- Sağlanan Metin -
İnsan Hakları İzleme Örgütü'nün (HRW) Avrupa Birliği (AB) kurumları nezdindeki temsilciliğini yapan Yardımcı Direktör Claudio Francavilla, AB'nin Gazze'deki ateşkesin ardından İsrail'e yönelik olası yaptırım planlarını geri çekme ihtimaliyle ilgili, AB'nin kararını işgalin, ablukanın, insan hakları ihlallerinin sürmesini de göz önünde bulundurarak vermesi gerektiğini söyledi.

Francavilla, AB'nin Gazze'deki ateşkes anlaşmasının ardından İsrail'e yönelik olası yaptırım planlarını geri çekme ihtimaline ilişkin değerlendirmelerde bulundu.

AB'nin yaptırımları ancak "soykırımın üzerinden 2 yıl geçmesi, 20 bin çocuğun katledilmesi, Gazze'de bitmek bilmeyen savaş suçlarının işlenmesinin" ardından gündemine aldığını hatırlatan Francavilla, bunları "dehşet verici" olarak tanımladı.

Francavilla, "Gazze'de çok ama çok kırılgan bir ateşkesin ortasında, İsrail'in AB büyükelçisinden ve ayrıca İsrail hükümetine çok yakın bazı AB ülkelerinden yaptırımlardan vazgeçilmesi yönünde çağrıların artması dehşet verici" diye konuştu.

Söz konusu tedbirlerin halen "öneri" düzeyinde olduğuna dikkati çeken Francavilla, "(ABD Başkanı Donald) Trump'ın önerdiği sözde barış planına müdahale etmemek için kabul edilmediler" dedi.

Francavilla, bunun AB'nin güvenilirliğine vurulan sayısız darbeden biri olduğunu, aynı zamanda Filistinlilerin hak ve adalet umutlarına da bir darbe olacağını vurguladı.

AB-İsrail işbirliğinin askıya alınması önerisinin yalnızca Gazze'deki duruma değil, işgal altındaki tüm Filistin topraklarında işlediği ihlallere de dayandığını belirten Francavilla, "Ateşkes olsun ya da olmasın işgal, apartheid, İsrail genelindeki gözaltı merkezlerinde işkenceler, zorla yerinden ettirmeler devam ediyor. AB, eylemini yalnızca Gazze'deki devam eden barış görüşmeleriyle ilişkilendirmemeli. Aynı zamanda İsrail'in Filistinlilere karşı korkunç ihlallerde bulunduğu ve bulunmaya devam ettiği yönündeki kendi bulguları doğrultusunda hareket etmeli" dedi.

- Sağlanan Veriler -
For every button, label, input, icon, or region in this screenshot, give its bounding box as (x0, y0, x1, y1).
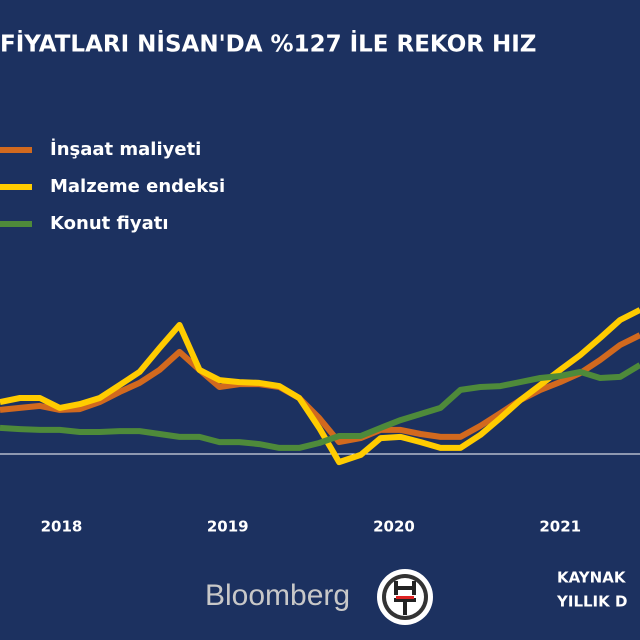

- Alıştırma Bölümleri -
1. AB yaptırımları hakkındaki haberde Francavilla, AB'nin eylemini neden yalnızca Gazze'deki barış görüşmelerine bağlamaması gerektiğini söylüyor? Haberdeki gerekçeyi bir ile üç cümle arasında açıklayın.
2. Lütfen AB yaptırımları hakkındaki haberi kaldığı yerden sürdürün.

- Görev Yanıtları -
1. AB-İsrail işbirliğinin askıya alınması önerisi yalnızca Gazze'deki duruma değil, işgal altındaki tüm Filistin topraklarındaki ihlallere dayanıyor. Francavilla'ya göre ateşkes olsun ya da olmasın işgal, apartheid, İsrail genelindeki gözaltı merkezlerinde işkenceler ve zorla yerinden ettirmeler sürüyor. Bu nedenle AB, İsrail'in Filistinlilere karşı ihlaller yaptığına ilişkin kendi bulguları doğrultusunda hareket etmeli.

2.
Francavilla, "Filistinlilerin, özellikle son iki yılda ama öncesinde de yaşanan tüm olayları unutmuş gibi davranmalarını beklemek, onları daha da insanlıktan çıkarmaktır." yorumunu yaparak, "Filistinlilerin, en iyi senaryo olarak 6 Ekim 2023 gibi bir duruma geri dönmeyi kabul etmeleri gerektiğini söylemek, yani işgal ve apartheid altında yaşamayı yeniden kabullenmelerini istemek kabul edilemez" ifadesini kullandı.

Francavilla, "İsrail tarafından Gazze'de işlenen ve işgal altındaki tüm Filistin topraklarında işlenmeye devam eden ihlallerin boyutunun karşılığı cezasızlık olamaz. Cezasızlık, bu ihlallerin sürmesini ve hatta tekrarlanmasını sağlayacak en etkili yoldur" değerlendirmesinde bulundu.

İşgal altındaki topraklardaki yasa dışı yerleşimlerle yapılan ticaret konusuna da değinen Francavilla, "Bu konu iki devletli çözümle doğrudan bağlantılı" dedi.

Francavilla, "AB üyesi ülkeler yerleşimleri yasa dışı ilan ediyor, barışa ve iki devletli çözüme engel olarak tanımlıyor; ancak buna rağmen uluslararası hukuku ihlal ederek bu yerleşimlerle ticareti sürdürüyorlar. AB, bir yandan iki devletli çözümü ve Filistin Devleti'ni desteklediğini söylüyor, diğer yandan bu çözümün önündeki en büyük engel olan yerleşimlerle ticaret yapıyor. Bu tamamen tutarsız bir durum" diye konuştu.

10 EYLÜL'DE YAPTIRIM ÖNERİLERİ GÜNDEME GELMİŞTİ

AB Komisyonu, İsrail'in Gazze'deki eylemleri karşısında neredeyse 2 yıllık sessizliğini bozarak 10 Eylül'de üye ülkelere yaptırım önerilerini açıklamıştı.

Öneriler, AB-İsrail Ortaklık Anlaşması dahilinde İsrail'le malların serbest dolaşımı hükümlerinin askıya alınarak gümrük vergileri getirilmesi, işgal altındaki Filistin topraklarını gasbeden İsrailliler ile onların şiddet içeren eylemlerinden sorumlu tutulan iki bakan Itamar Ben-Gvir ve Bezalel Smotrich hakkında kısıtlamalardan oluşuyor.

Teklifin kabul edilmesi için AB üyelerinin nitelikli çoğunluğu gerekiyor.